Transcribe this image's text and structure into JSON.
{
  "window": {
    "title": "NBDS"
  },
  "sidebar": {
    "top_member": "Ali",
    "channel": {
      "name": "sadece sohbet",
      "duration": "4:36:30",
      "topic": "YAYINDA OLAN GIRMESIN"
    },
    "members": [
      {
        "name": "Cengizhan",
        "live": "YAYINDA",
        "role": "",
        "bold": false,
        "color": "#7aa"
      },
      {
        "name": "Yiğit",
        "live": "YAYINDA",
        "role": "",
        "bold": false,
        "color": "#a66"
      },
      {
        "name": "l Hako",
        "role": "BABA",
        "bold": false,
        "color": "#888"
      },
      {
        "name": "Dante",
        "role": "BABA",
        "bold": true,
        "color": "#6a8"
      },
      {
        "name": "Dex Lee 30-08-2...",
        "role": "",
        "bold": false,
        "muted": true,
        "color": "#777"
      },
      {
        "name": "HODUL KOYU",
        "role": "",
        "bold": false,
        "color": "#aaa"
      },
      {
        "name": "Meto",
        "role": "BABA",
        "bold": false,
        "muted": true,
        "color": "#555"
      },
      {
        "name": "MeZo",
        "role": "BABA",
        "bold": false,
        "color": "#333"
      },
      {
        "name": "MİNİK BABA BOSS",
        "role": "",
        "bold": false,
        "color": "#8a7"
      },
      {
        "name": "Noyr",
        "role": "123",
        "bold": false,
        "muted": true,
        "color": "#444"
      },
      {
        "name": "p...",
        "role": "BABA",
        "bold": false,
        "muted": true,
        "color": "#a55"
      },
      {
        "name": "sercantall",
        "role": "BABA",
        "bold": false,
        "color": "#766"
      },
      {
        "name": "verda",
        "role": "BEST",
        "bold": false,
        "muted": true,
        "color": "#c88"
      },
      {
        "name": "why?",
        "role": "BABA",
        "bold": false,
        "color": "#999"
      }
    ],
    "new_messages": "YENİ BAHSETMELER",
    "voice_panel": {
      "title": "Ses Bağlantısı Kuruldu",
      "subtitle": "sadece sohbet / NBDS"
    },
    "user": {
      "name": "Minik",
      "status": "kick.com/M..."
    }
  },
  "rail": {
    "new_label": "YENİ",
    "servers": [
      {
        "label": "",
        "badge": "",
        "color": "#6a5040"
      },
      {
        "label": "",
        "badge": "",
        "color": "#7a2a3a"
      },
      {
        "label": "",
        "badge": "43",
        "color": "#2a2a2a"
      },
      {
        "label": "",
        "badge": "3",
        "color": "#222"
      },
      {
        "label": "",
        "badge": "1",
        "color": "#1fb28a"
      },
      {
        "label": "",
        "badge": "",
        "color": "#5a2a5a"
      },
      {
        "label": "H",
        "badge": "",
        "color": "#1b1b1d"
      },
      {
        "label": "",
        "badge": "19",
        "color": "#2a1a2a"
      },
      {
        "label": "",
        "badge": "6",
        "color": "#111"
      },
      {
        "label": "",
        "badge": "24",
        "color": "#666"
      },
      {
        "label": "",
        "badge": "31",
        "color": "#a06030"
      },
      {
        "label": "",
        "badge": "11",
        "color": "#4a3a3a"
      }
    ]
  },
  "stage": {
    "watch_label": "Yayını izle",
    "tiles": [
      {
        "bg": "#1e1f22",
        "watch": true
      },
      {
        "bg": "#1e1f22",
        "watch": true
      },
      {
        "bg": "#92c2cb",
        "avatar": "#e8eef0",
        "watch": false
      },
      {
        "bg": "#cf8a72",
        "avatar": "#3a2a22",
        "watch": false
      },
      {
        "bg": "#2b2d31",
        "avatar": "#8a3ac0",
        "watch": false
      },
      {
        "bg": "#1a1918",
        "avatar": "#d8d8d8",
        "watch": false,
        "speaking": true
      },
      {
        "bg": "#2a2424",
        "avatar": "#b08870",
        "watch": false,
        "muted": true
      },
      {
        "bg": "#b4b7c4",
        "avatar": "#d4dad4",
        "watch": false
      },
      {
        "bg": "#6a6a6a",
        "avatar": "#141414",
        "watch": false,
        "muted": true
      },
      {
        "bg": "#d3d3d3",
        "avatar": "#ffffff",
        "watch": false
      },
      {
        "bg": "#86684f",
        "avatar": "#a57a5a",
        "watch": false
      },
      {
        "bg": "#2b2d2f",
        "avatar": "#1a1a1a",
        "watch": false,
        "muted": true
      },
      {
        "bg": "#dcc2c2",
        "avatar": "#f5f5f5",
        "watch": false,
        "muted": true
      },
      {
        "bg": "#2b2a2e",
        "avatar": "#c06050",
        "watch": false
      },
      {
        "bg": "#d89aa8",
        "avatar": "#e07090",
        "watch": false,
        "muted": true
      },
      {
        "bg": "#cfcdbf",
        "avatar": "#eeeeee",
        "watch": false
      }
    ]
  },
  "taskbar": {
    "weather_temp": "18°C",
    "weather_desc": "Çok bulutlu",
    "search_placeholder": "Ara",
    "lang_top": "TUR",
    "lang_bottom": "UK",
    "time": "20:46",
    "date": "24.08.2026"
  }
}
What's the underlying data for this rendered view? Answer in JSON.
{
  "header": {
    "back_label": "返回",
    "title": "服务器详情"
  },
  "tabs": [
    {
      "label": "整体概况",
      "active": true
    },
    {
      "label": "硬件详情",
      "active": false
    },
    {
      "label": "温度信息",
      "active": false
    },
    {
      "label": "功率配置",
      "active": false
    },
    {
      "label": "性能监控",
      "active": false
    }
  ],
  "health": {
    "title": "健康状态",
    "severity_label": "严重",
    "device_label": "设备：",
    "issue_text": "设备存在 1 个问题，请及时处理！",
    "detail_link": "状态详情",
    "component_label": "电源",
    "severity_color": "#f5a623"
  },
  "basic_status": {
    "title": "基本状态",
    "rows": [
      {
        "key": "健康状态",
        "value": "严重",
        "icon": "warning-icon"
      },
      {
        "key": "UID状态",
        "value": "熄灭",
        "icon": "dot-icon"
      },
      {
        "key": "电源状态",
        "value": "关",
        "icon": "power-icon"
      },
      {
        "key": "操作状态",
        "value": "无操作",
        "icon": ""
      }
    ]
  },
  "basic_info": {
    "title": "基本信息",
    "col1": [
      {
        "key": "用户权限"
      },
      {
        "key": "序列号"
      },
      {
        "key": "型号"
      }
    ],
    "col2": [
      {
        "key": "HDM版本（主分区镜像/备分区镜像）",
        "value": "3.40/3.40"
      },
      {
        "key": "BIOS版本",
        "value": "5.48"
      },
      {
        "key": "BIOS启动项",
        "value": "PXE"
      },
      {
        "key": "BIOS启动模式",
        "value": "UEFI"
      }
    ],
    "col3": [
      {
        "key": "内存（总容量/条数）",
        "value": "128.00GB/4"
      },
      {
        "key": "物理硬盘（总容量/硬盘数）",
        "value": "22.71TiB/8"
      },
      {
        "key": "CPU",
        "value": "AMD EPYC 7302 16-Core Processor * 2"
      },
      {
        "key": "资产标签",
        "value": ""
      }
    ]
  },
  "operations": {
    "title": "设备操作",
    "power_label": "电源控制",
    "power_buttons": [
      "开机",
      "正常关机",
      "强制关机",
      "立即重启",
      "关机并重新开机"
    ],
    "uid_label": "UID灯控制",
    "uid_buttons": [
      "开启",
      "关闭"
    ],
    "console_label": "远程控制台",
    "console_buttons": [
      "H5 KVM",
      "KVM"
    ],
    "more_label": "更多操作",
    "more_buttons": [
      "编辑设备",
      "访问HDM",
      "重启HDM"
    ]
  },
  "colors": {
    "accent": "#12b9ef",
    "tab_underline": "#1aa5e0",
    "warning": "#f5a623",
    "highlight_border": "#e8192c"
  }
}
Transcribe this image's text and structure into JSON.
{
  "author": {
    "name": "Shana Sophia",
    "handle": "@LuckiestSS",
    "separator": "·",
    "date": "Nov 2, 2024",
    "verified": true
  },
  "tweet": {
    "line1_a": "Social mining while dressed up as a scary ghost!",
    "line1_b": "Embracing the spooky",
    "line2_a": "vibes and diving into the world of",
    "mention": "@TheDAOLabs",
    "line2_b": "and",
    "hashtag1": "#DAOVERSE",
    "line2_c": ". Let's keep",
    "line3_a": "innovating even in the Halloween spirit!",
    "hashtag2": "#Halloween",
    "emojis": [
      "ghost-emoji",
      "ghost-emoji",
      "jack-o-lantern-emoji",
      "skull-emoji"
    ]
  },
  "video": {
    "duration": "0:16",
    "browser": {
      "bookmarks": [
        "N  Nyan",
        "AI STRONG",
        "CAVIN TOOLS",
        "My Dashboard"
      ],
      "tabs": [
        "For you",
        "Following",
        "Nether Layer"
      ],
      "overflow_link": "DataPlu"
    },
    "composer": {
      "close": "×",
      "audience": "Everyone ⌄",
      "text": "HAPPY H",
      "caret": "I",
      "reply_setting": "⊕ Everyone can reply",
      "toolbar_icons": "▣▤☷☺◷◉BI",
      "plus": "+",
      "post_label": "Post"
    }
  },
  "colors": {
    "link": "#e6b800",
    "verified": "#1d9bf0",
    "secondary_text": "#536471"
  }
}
====================
SHORT EXERCISE => Search the listing above for the string "badge". Copy every line that contains it.

EXERCISE SOLUTION =>
        "badge": "",
        "badge": "",
        "badge": "43",
        "badge": "3",
        "badge": "1",
        "badge": "",
        "badge": "",
        "badge": "19",
        "badge": "6",
        "badge": "24",
        "badge": "31",
        "badge": "11",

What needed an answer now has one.